**WHAT YOU WILL DO:**
Write out the full listing again, exactly as it stands.
------ INPUT ------
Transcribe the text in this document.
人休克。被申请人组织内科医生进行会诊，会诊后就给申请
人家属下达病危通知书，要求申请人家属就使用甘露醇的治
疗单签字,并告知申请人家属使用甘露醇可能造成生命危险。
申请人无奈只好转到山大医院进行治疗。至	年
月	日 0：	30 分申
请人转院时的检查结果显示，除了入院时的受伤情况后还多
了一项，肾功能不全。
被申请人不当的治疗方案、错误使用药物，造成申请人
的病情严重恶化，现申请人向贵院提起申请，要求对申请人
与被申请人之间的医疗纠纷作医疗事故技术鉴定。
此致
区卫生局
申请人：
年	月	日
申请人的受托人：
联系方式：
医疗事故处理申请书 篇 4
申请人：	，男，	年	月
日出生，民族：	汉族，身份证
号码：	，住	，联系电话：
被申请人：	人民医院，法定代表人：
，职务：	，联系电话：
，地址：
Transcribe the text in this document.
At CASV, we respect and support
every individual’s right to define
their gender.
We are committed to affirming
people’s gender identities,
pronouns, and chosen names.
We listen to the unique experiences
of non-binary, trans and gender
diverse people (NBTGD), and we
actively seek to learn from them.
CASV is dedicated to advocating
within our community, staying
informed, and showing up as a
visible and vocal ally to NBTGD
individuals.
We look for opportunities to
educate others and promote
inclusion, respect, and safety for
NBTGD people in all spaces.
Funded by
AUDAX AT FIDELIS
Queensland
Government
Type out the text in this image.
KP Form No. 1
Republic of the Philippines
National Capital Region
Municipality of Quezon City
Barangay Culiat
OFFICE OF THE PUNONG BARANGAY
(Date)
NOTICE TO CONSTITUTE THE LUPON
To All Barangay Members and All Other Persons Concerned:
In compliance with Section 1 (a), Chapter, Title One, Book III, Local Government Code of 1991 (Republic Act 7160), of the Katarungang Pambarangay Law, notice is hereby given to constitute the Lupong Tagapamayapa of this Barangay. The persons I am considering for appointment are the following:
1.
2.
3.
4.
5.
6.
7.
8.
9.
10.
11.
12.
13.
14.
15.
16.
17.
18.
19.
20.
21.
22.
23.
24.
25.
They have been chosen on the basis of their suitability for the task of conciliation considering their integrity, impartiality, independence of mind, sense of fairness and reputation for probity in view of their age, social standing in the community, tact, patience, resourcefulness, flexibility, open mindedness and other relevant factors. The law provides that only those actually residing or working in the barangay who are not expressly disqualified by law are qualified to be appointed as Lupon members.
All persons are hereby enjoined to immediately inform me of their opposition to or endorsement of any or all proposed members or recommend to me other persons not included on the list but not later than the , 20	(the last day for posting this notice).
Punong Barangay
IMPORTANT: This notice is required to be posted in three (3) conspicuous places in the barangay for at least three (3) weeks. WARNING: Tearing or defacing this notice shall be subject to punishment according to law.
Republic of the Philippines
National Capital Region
------
**TASK OUTPUT:**
Transcribe the text in this document.
人休克。被申请人组织内科医生进行会诊，会诊后就给申请
人家属下达病危通知书，要求申请人家属就使用甘露醇的治
疗单签字,并告知申请人家属使用甘露醇可能造成生命危险。
申请人无奈只好转到山大医院进行治疗。至	年
月	日 0：	30 分申
请人转院时的检查结果显示，除了入院时的受伤情况后还多
了一项，肾功能不全。
被申请人不当的治疗方案、错误使用药物，造成申请人
的病情严重恶化，现申请人向贵院提起申请，要求对申请人
与被申请人之间的医疗纠纷作医疗事故技术鉴定。
此致
区卫生局
申请人：
年	月	日
申请人的受托人：
联系方式：
医疗事故处理申请书 篇 4
申请人：	，男，	年	月
日出生，民族：	汉族，身份证
号码：	，住	，联系电话：
被申请人：	人民医院，法定代表人：
，职务：	，联系电话：
，地址：
Transcribe the text in this document.
At CASV, we respect and support
every individual’s right to define
their gender.
We are committed to affirming
people’s gender identities,
pronouns, and chosen names.
We listen to the unique experiences
of non-binary, trans and gender
diverse people (NBTGD), and we
actively seek to learn from them.
CASV is dedicated to advocating
within our community, staying
informed, and showing up as a
visible and vocal ally to NBTGD
individuals.
We look for opportunities to
educate others and promote
inclusion, respect, and safety for
NBTGD people in all spaces.
Funded by
AUDAX AT FIDELIS
Queensland
Government
Type out the text in this image.
KP Form No. 1
Republic of the Philippines
National Capital Region
Municipality of Quezon City
Barangay Culiat
OFFICE OF THE PUNONG BARANGAY
(Date)
NOTICE TO CONSTITUTE THE LUPON
To All Barangay Members and All Other Persons Concerned:
In compliance with Section 1 (a), Chapter, Title One, Book III, Local Government Code of 1991 (Republic Act 7160), of the Katarungang Pambarangay Law, notice is hereby given to constitute the Lupong Tagapamayapa of this Barangay. The persons I am considering for appointment are the following:
1.
2.
3.
4.
5.
6.
7.
8.
9.
10.
11.
12.
13.
14.
15.
16.
17.
18.
19.
20.
21.
22.
23.
24.
25.
They have been chosen on the basis of their suitability for the task of conciliation considering their integrity, impartiality, independence of mind, sense of fairness and reputation for probity in view of their age, social standing in the community, tact, patience, resourcefulness, flexibility, open mindedness and other relevant factors. The law provides that only those actually residing or working in the barangay who are not expressly disqualified by law are qualified to be appointed as Lupon members.
All persons are hereby enjoined to immediately inform me of their opposition to or endorsement of any or all proposed members or recommend to me other persons not included on the list but not later than the , 20	(the last day for posting this notice).
Punong Barangay
IMPORTANT: This notice is required to be posted in three (3) conspicuous places in the barangay for at least three (3) weeks. WARNING: Tearing or defacing this notice shall be subject to punishment according to law.
Republic of the Philippines
National Capital Region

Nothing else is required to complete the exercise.